— begin Dataset records —

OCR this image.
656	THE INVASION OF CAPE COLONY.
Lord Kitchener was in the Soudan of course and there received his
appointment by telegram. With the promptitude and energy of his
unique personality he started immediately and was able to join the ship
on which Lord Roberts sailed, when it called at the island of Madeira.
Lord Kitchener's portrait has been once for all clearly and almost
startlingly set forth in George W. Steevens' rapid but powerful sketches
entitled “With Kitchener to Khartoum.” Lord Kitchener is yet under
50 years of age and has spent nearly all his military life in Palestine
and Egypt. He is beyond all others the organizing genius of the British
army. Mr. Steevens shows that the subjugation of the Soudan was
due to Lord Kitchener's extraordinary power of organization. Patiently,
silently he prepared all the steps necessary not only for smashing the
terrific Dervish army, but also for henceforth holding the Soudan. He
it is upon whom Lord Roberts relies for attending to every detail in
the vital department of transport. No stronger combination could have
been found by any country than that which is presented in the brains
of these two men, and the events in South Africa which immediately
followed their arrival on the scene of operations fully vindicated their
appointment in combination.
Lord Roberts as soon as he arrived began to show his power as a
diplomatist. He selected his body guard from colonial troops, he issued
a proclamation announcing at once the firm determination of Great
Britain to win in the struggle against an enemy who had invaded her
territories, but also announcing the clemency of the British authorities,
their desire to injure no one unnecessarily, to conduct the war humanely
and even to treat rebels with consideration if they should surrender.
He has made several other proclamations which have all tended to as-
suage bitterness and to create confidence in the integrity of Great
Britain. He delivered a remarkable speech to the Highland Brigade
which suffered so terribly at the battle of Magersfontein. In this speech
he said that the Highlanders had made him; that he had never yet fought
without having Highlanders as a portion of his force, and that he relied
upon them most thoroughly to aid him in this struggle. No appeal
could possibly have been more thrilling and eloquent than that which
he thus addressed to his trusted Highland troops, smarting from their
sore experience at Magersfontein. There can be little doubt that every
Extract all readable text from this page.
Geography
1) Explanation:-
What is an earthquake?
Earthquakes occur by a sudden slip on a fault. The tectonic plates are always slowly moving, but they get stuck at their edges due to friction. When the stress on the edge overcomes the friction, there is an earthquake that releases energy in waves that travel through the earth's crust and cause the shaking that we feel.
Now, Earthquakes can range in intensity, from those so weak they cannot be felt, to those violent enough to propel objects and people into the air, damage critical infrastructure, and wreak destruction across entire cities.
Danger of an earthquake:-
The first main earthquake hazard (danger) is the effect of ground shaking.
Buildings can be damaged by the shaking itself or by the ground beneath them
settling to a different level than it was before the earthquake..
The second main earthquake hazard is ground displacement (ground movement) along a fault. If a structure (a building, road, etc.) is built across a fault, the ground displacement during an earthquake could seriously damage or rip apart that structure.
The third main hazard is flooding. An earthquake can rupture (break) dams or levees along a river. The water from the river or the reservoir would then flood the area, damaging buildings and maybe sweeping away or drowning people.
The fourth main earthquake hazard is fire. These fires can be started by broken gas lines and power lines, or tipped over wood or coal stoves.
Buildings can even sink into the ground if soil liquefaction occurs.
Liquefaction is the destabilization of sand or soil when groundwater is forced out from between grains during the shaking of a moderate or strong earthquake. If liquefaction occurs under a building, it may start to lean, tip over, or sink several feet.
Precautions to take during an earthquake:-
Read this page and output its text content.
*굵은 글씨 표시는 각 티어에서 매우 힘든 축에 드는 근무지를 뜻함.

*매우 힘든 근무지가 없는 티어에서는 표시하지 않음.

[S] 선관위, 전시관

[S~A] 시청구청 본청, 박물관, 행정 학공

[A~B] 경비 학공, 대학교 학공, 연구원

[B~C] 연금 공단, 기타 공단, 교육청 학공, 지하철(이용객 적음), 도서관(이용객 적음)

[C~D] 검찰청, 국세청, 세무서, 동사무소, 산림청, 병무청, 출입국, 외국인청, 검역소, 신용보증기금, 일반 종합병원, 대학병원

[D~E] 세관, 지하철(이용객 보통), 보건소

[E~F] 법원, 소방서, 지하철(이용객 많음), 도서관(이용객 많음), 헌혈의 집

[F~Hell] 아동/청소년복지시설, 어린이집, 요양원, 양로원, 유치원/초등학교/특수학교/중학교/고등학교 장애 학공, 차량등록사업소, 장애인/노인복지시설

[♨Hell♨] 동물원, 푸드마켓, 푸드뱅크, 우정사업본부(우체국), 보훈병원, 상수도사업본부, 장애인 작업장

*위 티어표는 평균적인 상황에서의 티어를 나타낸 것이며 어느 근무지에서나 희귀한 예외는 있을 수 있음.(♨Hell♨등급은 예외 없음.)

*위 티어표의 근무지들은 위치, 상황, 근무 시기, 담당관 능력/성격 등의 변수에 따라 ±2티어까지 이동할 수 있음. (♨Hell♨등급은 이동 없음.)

— end Dataset records —

__What you should do__:
Using the entries above, please restate each one word for word.

__Correct result__:
OCR this image.
656	THE INVASION OF CAPE COLONY.
Lord Kitchener was in the Soudan of course and there received his
appointment by telegram. With the promptitude and energy of his
unique personality he started immediately and was able to join the ship
on which Lord Roberts sailed, when it called at the island of Madeira.
Lord Kitchener's portrait has been once for all clearly and almost
startlingly set forth in George W. Steevens' rapid but powerful sketches
entitled “With Kitchener to Khartoum.” Lord Kitchener is yet under
50 years of age and has spent nearly all his military life in Palestine
and Egypt. He is beyond all others the organizing genius of the British
army. Mr. Steevens shows that the subjugation of the Soudan was
due to Lord Kitchener's extraordinary power of organization. Patiently,
silently he prepared all the steps necessary not only for smashing the
terrific Dervish army, but also for henceforth holding the Soudan. He
it is upon whom Lord Roberts relies for attending to every detail in
the vital department of transport. No stronger combination could have
been found by any country than that which is presented in the brains
of these two men, and the events in South Africa which immediately
followed their arrival on the scene of operations fully vindicated their
appointment in combination.
Lord Roberts as soon as he arrived began to show his power as a
diplomatist. He selected his body guard from colonial troops, he issued
a proclamation announcing at once the firm determination of Great
Britain to win in the struggle against an enemy who had invaded her
territories, but also announcing the clemency of the British authorities,
their desire to injure no one unnecessarily, to conduct the war humanely
and even to treat rebels with consideration if they should surrender.
He has made several other proclamations which have all tended to as-
suage bitterness and to create confidence in the integrity of Great
Britain. He delivered a remarkable speech to the Highland Brigade
which suffered so terribly at the battle of Magersfontein. In this speech
he said that the Highlanders had made him; that he had never yet fought
without having Highlanders as a portion of his force, and that he relied
upon them most thoroughly to aid him in this struggle. No appeal
could possibly have been more thrilling and eloquent than that which
he thus addressed to his trusted Highland troops, smarting from their
sore experience at Magersfontein. There can be little doubt that every
Extract all readable text from this page.
Geography
1) Explanation:-
What is an earthquake?
Earthquakes occur by a sudden slip on a fault. The tectonic plates are always slowly moving, but they get stuck at their edges due to friction. When the stress on the edge overcomes the friction, there is an earthquake that releases energy in waves that travel through the earth's crust and cause the shaking that we feel.
Now, Earthquakes can range in intensity, from those so weak they cannot be felt, to those violent enough to propel objects and people into the air, damage critical infrastructure, and wreak destruction across entire cities.
Danger of an earthquake:-
The first main earthquake hazard (danger) is the effect of ground shaking.
Buildings can be damaged by the shaking itself or by the ground beneath them
settling to a different level than it was before the earthquake..
The second main earthquake hazard is ground displacement (ground movement) along a fault. If a structure (a building, road, etc.) is built across a fault, the ground displacement during an earthquake could seriously damage or rip apart that structure.
The third main hazard is flooding. An earthquake can rupture (break) dams or levees along a river. The water from the river or the reservoir would then flood the area, damaging buildings and maybe sweeping away or drowning people.
The fourth main earthquake hazard is fire. These fires can be started by broken gas lines and power lines, or tipped over wood or coal stoves.
Buildings can even sink into the ground if soil liquefaction occurs.
Liquefaction is the destabilization of sand or soil when groundwater is forced out from between grains during the shaking of a moderate or strong earthquake. If liquefaction occurs under a building, it may start to lean, tip over, or sink several feet.
Precautions to take during an earthquake:-
Read this page and output its text content.
*굵은 글씨 표시는 각 티어에서 매우 힘든 축에 드는 근무지를 뜻함.

*매우 힘든 근무지가 없는 티어에서는 표시하지 않음.

[S] 선관위, 전시관

[S~A] 시청구청 본청, 박물관, 행정 학공

[A~B] 경비 학공, 대학교 학공, 연구원

[B~C] 연금 공단, 기타 공단, 교육청 학공, 지하철(이용객 적음), 도서관(이용객 적음)

[C~D] 검찰청, 국세청, 세무서, 동사무소, 산림청, 병무청, 출입국, 외국인청, 검역소, 신용보증기금, 일반 종합병원, 대학병원

[D~E] 세관, 지하철(이용객 보통), 보건소

[E~F] 법원, 소방서, 지하철(이용객 많음), 도서관(이용객 많음), 헌혈의 집

[F~Hell] 아동/청소년복지시설, 어린이집, 요양원, 양로원, 유치원/초등학교/특수학교/중학교/고등학교 장애 학공, 차량등록사업소, 장애인/노인복지시설

[♨Hell♨] 동물원, 푸드마켓, 푸드뱅크, 우정사업본부(우체국), 보훈병원, 상수도사업본부, 장애인 작업장

*위 티어표는 평균적인 상황에서의 티어를 나타낸 것이며 어느 근무지에서나 희귀한 예외는 있을 수 있음.(♨Hell♨등급은 예외 없음.)

*위 티어표의 근무지들은 위치, 상황, 근무 시기, 담당관 능력/성격 등의 변수에 따라 ±2티어까지 이동할 수 있음. (♨Hell♨등급은 이동 없음.)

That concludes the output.